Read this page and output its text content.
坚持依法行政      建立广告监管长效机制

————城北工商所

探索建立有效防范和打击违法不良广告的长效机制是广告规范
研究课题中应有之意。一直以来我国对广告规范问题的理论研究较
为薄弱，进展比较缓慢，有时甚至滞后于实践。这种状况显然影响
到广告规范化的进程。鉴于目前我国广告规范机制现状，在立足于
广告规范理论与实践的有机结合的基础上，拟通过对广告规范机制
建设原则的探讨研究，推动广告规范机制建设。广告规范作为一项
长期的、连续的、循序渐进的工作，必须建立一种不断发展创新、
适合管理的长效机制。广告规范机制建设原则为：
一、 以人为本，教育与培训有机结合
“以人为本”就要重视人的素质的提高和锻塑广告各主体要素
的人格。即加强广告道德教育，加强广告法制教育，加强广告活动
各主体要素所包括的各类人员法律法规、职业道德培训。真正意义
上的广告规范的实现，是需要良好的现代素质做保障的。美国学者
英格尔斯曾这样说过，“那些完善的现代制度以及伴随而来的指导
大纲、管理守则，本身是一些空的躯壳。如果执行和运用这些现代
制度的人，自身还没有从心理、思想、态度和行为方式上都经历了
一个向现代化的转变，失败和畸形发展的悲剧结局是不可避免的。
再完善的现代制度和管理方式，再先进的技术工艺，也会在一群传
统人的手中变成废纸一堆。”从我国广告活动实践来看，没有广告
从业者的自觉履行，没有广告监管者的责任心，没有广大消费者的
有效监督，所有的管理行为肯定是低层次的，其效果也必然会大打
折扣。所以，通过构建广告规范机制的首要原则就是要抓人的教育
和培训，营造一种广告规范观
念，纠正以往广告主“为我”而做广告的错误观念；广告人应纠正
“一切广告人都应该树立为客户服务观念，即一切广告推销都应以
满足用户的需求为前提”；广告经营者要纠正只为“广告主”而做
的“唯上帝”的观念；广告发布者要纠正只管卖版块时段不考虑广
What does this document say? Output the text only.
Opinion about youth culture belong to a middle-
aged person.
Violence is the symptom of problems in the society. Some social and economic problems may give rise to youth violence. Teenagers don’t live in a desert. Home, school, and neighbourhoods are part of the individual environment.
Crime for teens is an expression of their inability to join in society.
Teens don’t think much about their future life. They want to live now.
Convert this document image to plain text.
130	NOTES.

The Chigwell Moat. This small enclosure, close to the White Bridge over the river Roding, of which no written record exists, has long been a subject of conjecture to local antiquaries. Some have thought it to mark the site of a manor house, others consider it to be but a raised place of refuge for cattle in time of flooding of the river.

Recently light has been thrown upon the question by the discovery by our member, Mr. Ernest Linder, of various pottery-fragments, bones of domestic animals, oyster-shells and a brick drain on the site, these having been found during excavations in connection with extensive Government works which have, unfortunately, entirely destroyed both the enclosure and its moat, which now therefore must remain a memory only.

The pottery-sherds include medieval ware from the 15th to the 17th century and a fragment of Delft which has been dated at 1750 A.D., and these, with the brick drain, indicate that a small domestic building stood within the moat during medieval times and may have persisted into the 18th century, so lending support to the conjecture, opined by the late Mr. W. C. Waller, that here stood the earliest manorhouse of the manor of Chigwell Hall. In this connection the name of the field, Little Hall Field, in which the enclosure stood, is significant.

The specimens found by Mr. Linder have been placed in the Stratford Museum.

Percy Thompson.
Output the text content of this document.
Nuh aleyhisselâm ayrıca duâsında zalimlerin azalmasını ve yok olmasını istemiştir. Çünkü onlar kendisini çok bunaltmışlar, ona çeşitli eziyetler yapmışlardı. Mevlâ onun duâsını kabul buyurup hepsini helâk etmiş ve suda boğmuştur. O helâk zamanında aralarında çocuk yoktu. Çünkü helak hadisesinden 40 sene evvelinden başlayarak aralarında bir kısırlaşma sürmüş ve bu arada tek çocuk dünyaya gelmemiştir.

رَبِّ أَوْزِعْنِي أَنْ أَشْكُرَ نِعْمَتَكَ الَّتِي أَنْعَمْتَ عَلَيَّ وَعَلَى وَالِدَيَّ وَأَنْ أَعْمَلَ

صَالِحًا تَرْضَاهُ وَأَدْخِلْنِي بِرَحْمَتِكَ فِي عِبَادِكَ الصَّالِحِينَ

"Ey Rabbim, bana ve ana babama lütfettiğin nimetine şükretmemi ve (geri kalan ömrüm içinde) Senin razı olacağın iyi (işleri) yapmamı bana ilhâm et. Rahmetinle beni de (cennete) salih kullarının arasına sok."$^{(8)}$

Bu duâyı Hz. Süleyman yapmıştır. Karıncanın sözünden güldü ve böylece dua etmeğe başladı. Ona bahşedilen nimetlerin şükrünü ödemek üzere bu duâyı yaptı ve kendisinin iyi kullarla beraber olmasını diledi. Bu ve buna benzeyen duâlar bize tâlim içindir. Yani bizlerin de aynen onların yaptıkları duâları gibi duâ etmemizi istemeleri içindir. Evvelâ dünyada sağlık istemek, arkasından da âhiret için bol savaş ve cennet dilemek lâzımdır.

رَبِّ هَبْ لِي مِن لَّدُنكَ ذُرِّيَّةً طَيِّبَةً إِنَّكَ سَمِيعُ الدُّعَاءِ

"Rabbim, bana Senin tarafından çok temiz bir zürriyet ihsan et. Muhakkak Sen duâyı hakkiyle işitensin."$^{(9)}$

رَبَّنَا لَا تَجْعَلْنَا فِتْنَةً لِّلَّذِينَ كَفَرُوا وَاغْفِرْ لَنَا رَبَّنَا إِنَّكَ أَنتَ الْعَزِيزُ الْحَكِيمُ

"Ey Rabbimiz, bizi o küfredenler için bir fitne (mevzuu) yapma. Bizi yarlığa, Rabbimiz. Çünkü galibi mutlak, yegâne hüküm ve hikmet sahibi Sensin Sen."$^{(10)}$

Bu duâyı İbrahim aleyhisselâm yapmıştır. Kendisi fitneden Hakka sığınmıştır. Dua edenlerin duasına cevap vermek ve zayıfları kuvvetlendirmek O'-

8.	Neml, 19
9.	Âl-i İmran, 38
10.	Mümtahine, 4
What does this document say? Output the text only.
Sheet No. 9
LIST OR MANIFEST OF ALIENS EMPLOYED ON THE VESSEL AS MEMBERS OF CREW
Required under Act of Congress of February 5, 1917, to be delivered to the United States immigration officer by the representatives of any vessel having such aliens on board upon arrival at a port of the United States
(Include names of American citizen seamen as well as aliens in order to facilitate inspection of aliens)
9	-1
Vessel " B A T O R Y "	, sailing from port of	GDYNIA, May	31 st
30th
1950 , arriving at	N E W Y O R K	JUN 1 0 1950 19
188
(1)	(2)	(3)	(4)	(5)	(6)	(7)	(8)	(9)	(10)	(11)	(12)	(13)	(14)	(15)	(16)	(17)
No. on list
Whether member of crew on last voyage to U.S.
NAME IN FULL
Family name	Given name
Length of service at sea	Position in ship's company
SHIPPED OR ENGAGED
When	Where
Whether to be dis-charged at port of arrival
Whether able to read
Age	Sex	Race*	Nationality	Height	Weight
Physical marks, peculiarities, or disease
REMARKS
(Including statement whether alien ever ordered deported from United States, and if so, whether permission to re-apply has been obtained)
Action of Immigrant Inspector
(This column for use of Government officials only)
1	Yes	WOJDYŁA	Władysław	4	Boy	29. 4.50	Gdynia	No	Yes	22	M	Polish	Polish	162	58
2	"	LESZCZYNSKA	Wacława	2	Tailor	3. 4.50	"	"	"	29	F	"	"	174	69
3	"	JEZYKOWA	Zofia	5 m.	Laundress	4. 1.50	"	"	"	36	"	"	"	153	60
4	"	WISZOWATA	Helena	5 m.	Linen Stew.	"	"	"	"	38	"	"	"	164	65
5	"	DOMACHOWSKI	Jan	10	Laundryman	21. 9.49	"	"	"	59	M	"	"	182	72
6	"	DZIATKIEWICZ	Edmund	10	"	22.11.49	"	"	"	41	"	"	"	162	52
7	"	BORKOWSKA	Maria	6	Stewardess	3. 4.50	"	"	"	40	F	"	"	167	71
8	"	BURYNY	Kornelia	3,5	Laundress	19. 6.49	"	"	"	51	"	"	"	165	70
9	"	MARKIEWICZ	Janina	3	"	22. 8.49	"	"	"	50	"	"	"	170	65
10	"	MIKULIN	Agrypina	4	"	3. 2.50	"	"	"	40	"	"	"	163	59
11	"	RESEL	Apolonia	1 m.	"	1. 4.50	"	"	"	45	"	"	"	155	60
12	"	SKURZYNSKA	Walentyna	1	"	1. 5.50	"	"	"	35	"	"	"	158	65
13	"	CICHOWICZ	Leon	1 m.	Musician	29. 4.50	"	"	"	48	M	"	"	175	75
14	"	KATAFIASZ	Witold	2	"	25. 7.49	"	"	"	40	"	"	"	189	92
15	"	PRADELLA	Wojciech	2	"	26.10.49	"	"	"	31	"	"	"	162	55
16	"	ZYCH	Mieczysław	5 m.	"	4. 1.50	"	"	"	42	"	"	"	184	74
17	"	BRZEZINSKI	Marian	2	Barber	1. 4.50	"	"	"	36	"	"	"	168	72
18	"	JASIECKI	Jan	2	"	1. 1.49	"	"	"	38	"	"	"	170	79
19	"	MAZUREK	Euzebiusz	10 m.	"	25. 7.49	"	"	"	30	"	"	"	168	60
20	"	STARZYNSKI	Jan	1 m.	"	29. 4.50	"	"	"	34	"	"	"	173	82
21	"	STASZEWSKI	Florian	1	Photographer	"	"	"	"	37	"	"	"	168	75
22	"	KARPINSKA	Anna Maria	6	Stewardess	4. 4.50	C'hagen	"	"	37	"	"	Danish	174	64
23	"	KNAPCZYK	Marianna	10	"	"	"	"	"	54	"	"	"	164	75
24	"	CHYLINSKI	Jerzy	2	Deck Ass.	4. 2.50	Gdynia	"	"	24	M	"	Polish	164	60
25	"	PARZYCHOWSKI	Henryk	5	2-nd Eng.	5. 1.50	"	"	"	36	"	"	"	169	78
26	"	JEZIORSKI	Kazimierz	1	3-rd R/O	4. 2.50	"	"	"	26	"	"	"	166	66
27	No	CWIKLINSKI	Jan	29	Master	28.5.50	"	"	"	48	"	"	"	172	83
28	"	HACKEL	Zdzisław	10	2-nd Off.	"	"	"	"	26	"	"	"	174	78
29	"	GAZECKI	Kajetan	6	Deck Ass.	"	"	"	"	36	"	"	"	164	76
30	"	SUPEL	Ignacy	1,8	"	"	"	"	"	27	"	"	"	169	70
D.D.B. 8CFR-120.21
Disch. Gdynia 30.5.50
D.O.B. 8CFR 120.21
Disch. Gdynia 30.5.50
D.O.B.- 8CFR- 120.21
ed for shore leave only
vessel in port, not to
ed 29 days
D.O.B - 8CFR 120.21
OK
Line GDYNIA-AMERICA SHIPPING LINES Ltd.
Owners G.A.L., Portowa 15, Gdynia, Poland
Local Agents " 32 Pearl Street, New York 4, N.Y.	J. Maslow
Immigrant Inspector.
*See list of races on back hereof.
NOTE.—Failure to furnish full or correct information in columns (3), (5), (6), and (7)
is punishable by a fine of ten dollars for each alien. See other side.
——————
Task brief: Go through the data and gather every line that holds "manor".

Answer:
The Chigwell Moat. This small enclosure, close to the White Bridge over the river Roding, of which no written record exists, has long been a subject of conjecture to local antiquaries. Some have thought it to mark the site of a manor house, others consider it to be but a raised place of refuge for cattle in time of flooding of the river.
The pottery-sherds include medieval ware from the 15th to the 17th century and a fragment of Delft which has been dated at 1750 A.D., and these, with the brick drain, indicate that a small domestic building stood within the moat during medieval times and may have persisted into the 18th century, so lending support to the conjecture, opined by the late Mr. W. C. Waller, that here stood the earliest manorhouse of the manor of Chigwell Hall. In this connection the name of the field, Little Hall Field, in which the enclosure stood, is significant.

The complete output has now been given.